Stated goal: From the passage on sensitivity to criticism, extract verbatim the part that opens with the words containing "I’ve noticed recently" and closes with "for their opinions.".

Document excerpt:

** start **

I’ve noticed recently that I am way more sensitive to criticism than I used to be. It’s not that I care what people think, but I care that people feel they must share their negative opinions with me when I didn’t ask for their opinions.
When I first realized this, I chalked it up to getting older & crankier. In time though, I realized it’s not only those things. I firmly believe it is because of having experienced narcissistic abuse.
Narcissists are most likely the most judgmental & critical of all people. They must share any & all opinions of their victims they have at all times. They favor negative ones in particular as a way to chip away at their victims’ self esteem since low self esteem makes a person easy to control & abuse.
If by some chance narcissists think something positive about their victims, they won’t offer any praise. They prefer to do much crueler things. The best option is they simply withhold praise, but that seldom happens. Instead, they prefer to claim responsibility for that good thing such as by claiming if they hadn’t pushed the victim, he or she never would have gotten that promotion at work. Narcissistic parents also claim that their victim/child got whatever talent they have from that parent. This means that when their child gets praise for something, the parent often says something along the lines of, “She got that talent from me.”

** end **

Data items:

** start **

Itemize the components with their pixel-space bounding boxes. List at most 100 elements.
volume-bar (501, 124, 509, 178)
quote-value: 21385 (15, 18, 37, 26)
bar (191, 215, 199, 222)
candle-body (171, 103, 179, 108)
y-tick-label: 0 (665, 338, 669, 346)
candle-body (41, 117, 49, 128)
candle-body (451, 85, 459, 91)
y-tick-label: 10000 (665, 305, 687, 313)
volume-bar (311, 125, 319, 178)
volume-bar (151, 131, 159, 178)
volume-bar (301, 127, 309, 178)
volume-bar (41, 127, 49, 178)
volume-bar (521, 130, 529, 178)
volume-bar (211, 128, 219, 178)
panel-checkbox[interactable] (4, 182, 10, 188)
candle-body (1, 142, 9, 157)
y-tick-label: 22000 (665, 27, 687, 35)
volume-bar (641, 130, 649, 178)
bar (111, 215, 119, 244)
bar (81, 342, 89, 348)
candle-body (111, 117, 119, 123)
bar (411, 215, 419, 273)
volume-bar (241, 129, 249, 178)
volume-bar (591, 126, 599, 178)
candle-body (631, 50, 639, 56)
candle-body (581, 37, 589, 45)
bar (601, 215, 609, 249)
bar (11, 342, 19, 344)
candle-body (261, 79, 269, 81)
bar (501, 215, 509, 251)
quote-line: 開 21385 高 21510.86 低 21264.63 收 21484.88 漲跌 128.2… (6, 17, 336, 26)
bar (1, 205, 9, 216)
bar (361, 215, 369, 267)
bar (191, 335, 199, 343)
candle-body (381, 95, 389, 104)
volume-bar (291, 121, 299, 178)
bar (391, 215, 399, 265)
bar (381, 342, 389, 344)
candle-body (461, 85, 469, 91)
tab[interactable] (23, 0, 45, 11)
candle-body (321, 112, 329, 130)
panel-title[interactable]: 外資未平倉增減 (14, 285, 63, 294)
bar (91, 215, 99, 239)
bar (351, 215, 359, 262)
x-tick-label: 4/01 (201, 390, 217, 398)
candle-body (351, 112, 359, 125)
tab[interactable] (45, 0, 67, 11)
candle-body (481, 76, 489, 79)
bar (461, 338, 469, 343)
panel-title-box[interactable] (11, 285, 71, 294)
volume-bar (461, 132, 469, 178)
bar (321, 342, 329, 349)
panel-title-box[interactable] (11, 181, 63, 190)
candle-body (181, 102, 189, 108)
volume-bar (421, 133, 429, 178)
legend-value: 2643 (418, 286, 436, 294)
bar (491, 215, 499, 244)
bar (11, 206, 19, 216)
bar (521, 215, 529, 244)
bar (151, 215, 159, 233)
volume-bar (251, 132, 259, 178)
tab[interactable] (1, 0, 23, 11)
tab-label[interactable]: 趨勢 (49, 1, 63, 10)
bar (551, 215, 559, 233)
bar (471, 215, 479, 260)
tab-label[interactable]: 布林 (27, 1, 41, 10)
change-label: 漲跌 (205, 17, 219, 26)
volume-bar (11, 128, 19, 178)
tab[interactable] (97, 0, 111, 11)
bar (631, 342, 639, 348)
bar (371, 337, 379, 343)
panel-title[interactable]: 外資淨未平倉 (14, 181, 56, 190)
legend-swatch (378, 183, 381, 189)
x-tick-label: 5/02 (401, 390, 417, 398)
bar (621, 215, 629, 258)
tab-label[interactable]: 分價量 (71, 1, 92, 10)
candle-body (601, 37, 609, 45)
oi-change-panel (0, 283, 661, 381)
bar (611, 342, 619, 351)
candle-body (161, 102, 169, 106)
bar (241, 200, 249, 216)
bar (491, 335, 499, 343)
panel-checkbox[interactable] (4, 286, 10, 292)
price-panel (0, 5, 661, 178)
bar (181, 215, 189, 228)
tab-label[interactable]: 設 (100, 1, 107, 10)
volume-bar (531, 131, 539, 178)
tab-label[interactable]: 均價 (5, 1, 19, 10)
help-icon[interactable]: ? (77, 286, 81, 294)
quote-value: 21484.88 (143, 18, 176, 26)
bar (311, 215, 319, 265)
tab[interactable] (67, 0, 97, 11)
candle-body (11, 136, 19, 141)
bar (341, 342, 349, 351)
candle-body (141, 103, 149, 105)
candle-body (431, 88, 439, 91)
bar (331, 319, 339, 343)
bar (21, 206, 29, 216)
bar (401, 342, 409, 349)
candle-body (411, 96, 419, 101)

** end **

Problem solution:
I’ve noticed recently that I am way more sensitive to criticism than I used to be. It’s not that I care what people think, but I care that people feel they must share their negative opinions with me when I didn’t ask for their opinions.